**Goal:** Pull each line holding "install" out of the entries below.

**Provided records:**
╭──

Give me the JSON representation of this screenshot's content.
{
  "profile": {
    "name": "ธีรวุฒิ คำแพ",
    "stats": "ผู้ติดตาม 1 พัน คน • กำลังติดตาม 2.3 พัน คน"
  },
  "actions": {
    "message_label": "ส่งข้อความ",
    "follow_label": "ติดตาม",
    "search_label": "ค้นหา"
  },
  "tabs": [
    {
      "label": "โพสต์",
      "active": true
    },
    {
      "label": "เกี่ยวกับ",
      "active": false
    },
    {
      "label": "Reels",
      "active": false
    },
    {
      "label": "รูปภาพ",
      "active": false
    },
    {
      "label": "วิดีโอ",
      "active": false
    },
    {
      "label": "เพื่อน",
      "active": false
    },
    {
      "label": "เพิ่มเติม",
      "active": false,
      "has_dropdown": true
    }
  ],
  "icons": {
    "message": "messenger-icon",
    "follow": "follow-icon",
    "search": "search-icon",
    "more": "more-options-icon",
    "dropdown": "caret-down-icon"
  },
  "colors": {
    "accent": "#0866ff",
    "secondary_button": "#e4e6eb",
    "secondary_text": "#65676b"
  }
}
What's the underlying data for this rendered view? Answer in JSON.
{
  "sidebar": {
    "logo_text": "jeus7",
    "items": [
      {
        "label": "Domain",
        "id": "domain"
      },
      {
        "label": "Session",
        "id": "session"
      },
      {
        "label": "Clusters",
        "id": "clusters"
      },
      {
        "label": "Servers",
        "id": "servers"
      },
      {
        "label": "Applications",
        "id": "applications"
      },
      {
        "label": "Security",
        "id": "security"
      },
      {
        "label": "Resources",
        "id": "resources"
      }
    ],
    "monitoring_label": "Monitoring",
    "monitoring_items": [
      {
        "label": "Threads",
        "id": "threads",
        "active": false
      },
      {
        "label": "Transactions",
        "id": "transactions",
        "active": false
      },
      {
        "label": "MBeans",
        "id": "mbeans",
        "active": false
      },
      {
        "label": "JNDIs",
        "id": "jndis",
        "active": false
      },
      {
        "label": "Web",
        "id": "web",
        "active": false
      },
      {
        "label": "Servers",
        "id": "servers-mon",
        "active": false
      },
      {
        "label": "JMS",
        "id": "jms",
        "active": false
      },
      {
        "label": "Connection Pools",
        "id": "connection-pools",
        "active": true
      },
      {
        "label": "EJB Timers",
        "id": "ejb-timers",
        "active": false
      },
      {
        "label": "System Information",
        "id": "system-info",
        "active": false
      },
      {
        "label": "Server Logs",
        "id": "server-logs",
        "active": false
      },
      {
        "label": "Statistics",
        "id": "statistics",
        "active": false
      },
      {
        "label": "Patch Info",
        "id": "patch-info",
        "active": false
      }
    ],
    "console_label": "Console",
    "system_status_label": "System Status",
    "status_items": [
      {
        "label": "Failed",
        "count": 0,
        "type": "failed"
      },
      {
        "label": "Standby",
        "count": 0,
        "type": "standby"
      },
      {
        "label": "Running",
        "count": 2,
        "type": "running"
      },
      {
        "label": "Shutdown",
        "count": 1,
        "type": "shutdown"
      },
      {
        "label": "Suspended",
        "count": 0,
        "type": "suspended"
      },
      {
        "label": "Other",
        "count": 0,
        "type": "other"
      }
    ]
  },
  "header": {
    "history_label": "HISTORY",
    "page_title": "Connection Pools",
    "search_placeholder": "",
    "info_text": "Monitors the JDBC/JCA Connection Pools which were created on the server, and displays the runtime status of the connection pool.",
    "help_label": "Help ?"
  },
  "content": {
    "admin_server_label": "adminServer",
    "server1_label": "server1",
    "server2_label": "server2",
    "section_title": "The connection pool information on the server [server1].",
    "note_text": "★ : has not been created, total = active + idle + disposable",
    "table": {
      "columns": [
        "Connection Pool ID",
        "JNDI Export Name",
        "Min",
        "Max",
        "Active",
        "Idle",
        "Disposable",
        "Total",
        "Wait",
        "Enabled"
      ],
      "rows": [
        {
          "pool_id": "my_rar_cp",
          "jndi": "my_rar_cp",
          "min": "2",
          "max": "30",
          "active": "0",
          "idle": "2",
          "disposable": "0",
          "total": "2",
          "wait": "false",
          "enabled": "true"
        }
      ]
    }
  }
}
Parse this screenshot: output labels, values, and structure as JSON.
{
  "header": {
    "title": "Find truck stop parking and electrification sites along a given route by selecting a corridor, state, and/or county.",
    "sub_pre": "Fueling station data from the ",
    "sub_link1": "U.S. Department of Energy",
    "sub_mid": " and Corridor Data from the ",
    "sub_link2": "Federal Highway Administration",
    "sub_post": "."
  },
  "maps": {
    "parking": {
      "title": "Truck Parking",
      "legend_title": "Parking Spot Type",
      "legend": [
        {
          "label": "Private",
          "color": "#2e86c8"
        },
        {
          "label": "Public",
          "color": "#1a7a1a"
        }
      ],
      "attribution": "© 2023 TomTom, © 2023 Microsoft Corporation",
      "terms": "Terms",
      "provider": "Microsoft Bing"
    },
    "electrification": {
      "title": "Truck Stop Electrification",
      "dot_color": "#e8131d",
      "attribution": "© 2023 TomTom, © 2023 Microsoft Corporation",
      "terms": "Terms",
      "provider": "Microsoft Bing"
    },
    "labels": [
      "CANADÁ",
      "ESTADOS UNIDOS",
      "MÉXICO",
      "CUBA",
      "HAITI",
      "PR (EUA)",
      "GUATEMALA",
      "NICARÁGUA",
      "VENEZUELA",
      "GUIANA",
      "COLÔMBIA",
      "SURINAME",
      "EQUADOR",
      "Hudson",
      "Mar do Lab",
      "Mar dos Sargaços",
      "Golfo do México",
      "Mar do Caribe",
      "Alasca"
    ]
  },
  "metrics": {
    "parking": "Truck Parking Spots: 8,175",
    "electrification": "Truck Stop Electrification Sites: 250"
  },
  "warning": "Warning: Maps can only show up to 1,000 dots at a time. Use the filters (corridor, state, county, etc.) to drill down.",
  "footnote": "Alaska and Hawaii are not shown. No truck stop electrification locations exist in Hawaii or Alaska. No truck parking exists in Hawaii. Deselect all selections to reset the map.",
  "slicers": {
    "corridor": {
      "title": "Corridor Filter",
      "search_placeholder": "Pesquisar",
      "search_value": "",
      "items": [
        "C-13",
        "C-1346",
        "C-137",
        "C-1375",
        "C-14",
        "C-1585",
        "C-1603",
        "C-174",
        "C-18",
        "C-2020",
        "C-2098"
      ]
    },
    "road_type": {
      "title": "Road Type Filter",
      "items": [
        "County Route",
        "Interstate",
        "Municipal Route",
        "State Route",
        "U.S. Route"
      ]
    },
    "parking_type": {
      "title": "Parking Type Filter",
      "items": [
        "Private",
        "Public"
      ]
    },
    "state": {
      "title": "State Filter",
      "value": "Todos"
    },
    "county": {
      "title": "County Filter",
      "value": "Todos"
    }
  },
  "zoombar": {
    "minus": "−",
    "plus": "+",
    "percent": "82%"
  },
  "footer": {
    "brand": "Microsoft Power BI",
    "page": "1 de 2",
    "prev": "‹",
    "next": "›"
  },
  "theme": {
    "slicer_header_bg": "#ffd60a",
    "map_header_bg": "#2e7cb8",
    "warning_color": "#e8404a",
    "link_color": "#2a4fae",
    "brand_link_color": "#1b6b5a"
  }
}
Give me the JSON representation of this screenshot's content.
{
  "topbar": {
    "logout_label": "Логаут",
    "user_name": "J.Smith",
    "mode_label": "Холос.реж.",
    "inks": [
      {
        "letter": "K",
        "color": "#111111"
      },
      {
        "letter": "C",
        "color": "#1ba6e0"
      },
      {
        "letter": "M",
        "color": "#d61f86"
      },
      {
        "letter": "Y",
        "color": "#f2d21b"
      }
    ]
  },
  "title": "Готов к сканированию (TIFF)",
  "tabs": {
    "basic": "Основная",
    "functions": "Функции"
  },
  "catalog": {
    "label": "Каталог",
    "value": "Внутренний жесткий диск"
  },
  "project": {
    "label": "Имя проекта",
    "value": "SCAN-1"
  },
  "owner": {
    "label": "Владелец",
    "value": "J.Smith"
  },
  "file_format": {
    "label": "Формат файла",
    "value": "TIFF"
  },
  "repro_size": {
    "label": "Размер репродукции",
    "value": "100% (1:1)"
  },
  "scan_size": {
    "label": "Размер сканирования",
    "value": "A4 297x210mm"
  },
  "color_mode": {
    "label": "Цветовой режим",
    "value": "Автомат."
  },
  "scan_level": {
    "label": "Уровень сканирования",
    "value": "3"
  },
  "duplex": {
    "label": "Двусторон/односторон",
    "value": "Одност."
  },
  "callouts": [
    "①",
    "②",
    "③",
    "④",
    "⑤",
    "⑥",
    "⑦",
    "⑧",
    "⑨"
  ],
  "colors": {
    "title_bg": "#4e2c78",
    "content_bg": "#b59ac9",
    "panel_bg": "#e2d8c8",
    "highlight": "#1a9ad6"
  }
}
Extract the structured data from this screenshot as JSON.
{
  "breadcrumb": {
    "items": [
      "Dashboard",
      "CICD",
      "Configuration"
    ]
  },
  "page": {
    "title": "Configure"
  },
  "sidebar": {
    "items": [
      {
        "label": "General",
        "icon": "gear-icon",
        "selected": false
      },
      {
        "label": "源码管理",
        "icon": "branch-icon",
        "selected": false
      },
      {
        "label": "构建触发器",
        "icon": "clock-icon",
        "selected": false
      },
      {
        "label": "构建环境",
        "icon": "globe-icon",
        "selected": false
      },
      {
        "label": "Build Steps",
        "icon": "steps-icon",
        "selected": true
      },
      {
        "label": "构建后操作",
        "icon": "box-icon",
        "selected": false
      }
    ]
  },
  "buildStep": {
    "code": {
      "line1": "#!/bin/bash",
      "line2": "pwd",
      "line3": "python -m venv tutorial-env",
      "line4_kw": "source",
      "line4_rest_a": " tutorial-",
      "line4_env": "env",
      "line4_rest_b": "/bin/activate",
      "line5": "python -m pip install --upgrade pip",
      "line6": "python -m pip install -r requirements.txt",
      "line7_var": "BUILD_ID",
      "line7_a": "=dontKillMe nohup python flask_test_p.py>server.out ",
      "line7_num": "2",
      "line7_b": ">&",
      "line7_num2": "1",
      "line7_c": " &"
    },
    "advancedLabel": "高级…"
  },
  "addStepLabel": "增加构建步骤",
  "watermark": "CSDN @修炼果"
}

╰──

**Full answer:**
      "line5": "python -m pip install --upgrade pip",
      "line6": "python -m pip install -r requirements.txt",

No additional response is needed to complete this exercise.